▶ WORK TO COMPLETE
Your task is to reproduce the material exactly.

▶ LISTED ENTRIES
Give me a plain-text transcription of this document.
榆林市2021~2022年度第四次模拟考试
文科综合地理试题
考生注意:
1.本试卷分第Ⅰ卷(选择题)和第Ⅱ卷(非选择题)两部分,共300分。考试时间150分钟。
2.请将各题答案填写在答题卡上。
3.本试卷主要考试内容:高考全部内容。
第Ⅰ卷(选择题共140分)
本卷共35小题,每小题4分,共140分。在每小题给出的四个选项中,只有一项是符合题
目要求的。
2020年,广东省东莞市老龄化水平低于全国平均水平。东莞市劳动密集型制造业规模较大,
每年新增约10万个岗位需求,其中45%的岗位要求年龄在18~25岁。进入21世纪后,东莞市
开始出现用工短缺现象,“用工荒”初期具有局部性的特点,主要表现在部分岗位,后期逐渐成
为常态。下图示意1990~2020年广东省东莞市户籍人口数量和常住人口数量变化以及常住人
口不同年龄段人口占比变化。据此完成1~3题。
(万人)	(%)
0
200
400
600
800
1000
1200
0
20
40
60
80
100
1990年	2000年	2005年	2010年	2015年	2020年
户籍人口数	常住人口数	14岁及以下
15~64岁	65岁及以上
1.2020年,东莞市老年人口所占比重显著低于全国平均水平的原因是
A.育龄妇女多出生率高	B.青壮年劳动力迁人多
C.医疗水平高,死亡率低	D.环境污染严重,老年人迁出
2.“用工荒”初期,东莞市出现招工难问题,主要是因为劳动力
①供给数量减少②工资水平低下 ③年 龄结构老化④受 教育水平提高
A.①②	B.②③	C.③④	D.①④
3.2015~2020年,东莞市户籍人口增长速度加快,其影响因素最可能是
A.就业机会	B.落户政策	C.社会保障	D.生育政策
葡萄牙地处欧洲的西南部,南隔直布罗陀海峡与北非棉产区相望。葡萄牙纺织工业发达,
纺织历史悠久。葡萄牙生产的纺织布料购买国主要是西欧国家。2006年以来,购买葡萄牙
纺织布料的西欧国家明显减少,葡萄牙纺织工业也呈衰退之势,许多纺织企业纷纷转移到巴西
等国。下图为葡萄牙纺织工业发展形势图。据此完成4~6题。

▶ RIGHT ANSWER
Give me a plain-text transcription of this document.
榆林市2021~2022年度第四次模拟考试
文科综合地理试题
考生注意:
1.本试卷分第Ⅰ卷(选择题)和第Ⅱ卷(非选择题)两部分,共300分。考试时间150分钟。
2.请将各题答案填写在答题卡上。
3.本试卷主要考试内容:高考全部内容。
第Ⅰ卷(选择题共140分)
本卷共35小题,每小题4分,共140分。在每小题给出的四个选项中,只有一项是符合题
目要求的。
2020年,广东省东莞市老龄化水平低于全国平均水平。东莞市劳动密集型制造业规模较大,
每年新增约10万个岗位需求,其中45%的岗位要求年龄在18~25岁。进入21世纪后,东莞市
开始出现用工短缺现象,“用工荒”初期具有局部性的特点,主要表现在部分岗位,后期逐渐成
为常态。下图示意1990~2020年广东省东莞市户籍人口数量和常住人口数量变化以及常住人
口不同年龄段人口占比变化。据此完成1~3题。
(万人)	(%)
0
200
400
600
800
1000
1200
0
20
40
60
80
100
1990年	2000年	2005年	2010年	2015年	2020年
户籍人口数	常住人口数	14岁及以下
15~64岁	65岁及以上
1.2020年,东莞市老年人口所占比重显著低于全国平均水平的原因是
A.育龄妇女多出生率高	B.青壮年劳动力迁人多
C.医疗水平高,死亡率低	D.环境污染严重,老年人迁出
2.“用工荒”初期,东莞市出现招工难问题,主要是因为劳动力
①供给数量减少②工资水平低下 ③年 龄结构老化④受 教育水平提高
A.①②	B.②③	C.③④	D.①④
3.2015~2020年,东莞市户籍人口增长速度加快,其影响因素最可能是
A.就业机会	B.落户政策	C.社会保障	D.生育政策
葡萄牙地处欧洲的西南部,南隔直布罗陀海峡与北非棉产区相望。葡萄牙纺织工业发达,
纺织历史悠久。葡萄牙生产的纺织布料购买国主要是西欧国家。2006年以来,购买葡萄牙
纺织布料的西欧国家明显减少,葡萄牙纺织工业也呈衰退之势,许多纺织企业纷纷转移到巴西
等国。下图为葡萄牙纺织工业发展形势图。据此完成4~6题。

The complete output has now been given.